Task brief: Tally the lines holding "posta" and state only that figure.

--- begin Data lines ---

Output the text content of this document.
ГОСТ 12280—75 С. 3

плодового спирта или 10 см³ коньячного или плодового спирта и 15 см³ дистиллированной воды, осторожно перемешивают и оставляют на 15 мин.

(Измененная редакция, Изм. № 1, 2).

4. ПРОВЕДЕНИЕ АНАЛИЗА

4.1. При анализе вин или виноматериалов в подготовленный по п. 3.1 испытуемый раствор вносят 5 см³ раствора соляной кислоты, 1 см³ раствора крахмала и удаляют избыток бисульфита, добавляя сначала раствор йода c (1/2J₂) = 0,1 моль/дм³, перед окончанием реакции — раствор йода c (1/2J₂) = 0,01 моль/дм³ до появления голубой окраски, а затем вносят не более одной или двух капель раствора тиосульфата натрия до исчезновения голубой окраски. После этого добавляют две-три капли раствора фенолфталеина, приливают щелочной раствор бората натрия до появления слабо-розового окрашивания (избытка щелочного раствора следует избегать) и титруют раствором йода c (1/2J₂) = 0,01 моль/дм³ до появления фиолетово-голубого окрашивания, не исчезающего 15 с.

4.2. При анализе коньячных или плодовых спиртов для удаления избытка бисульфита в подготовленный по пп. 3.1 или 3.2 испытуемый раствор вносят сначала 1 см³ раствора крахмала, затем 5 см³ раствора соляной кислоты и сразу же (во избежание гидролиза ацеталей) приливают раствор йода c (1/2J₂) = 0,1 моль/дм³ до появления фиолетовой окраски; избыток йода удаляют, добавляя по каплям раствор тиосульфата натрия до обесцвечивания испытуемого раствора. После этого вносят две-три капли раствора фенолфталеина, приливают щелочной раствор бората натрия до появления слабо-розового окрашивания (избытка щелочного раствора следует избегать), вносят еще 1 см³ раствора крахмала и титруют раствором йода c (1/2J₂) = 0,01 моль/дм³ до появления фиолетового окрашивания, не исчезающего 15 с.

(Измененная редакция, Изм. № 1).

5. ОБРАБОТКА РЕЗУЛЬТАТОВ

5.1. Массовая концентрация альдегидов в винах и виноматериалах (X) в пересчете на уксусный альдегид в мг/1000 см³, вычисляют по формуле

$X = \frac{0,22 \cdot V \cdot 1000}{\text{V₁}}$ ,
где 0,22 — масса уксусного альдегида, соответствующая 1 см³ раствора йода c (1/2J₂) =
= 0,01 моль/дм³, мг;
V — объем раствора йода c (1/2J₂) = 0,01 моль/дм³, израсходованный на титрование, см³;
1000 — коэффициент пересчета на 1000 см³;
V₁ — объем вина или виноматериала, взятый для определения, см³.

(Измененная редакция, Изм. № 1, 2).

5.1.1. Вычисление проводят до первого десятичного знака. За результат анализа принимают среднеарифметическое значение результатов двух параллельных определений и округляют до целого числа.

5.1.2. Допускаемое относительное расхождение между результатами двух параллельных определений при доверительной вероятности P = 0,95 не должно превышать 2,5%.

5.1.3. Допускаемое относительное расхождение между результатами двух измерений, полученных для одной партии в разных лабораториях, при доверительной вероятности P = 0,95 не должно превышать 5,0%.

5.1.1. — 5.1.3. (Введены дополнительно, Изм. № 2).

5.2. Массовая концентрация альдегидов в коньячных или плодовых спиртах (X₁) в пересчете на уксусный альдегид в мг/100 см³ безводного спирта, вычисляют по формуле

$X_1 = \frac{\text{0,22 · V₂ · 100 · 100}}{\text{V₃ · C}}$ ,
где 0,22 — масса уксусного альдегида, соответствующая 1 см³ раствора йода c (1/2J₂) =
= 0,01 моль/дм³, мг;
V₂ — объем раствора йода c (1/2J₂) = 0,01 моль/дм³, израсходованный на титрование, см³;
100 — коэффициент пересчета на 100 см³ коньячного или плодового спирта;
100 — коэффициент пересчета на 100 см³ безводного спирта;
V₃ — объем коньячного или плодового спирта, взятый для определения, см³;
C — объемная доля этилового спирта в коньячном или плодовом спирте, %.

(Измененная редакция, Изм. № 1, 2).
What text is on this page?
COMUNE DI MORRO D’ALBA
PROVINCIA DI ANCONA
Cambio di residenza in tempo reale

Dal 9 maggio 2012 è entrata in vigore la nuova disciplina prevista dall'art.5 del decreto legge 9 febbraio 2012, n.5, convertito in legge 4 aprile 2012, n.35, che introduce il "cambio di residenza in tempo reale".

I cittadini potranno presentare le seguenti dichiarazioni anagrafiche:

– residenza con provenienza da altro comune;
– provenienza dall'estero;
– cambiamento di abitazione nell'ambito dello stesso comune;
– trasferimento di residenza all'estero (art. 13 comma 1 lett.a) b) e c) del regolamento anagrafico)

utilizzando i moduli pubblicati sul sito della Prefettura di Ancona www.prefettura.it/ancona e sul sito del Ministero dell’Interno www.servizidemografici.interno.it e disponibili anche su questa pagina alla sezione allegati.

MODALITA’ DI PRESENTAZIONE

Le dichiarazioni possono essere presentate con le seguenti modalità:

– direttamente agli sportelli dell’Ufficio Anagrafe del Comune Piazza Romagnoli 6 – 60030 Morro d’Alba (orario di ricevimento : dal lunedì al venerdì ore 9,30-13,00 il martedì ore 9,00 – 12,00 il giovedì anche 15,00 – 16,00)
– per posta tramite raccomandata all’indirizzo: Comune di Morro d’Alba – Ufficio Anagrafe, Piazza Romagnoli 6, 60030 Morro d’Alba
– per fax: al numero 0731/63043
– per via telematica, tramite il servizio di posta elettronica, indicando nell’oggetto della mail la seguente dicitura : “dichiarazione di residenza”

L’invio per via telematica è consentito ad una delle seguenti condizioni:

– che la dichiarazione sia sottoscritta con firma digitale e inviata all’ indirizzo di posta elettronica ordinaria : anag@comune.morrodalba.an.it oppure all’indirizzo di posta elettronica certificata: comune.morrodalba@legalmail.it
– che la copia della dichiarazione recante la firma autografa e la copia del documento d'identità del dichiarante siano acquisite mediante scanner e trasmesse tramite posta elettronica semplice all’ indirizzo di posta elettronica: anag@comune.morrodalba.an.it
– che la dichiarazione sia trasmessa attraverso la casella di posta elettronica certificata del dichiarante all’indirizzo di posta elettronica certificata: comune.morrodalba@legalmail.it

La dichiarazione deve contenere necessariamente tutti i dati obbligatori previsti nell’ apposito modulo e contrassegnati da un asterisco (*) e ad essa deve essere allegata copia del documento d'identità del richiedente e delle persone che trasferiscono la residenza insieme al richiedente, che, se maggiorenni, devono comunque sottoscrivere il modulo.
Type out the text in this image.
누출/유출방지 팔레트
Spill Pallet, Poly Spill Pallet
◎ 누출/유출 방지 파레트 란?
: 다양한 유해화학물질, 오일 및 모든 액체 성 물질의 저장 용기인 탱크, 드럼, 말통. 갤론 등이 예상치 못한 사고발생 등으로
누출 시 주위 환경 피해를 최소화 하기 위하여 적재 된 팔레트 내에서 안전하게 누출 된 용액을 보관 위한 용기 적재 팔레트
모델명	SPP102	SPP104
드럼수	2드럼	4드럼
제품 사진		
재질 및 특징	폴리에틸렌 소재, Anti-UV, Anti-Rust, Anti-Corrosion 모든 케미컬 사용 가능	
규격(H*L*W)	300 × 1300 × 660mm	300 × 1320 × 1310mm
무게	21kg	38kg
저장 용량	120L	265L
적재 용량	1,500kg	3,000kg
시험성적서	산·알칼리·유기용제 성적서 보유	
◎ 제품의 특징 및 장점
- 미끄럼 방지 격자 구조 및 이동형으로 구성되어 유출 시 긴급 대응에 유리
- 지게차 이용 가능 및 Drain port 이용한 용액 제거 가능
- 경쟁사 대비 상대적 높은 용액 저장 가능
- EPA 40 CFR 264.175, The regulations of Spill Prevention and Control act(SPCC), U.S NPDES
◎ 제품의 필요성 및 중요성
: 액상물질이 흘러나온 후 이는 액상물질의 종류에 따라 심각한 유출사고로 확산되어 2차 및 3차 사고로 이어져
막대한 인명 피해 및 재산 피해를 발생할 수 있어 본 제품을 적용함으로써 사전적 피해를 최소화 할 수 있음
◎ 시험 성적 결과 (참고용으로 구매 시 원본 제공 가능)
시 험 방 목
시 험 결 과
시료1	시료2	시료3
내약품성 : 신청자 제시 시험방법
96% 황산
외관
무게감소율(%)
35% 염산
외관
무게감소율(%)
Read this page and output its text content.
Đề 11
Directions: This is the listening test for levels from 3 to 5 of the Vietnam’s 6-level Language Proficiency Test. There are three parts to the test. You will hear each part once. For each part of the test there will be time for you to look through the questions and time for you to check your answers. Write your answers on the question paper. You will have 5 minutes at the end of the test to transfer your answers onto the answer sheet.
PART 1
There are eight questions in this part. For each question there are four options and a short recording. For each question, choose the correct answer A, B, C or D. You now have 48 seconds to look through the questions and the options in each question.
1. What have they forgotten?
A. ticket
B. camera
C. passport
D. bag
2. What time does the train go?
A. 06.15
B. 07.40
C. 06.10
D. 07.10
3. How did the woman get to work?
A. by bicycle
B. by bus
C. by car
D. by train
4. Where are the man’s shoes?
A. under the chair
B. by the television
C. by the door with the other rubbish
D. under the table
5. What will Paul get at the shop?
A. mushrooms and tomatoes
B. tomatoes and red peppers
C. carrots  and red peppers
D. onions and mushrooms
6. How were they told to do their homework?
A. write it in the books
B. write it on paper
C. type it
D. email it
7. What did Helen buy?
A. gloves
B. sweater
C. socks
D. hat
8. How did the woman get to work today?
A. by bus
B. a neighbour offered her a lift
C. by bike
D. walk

--- end Data lines ---

Problem solution: 5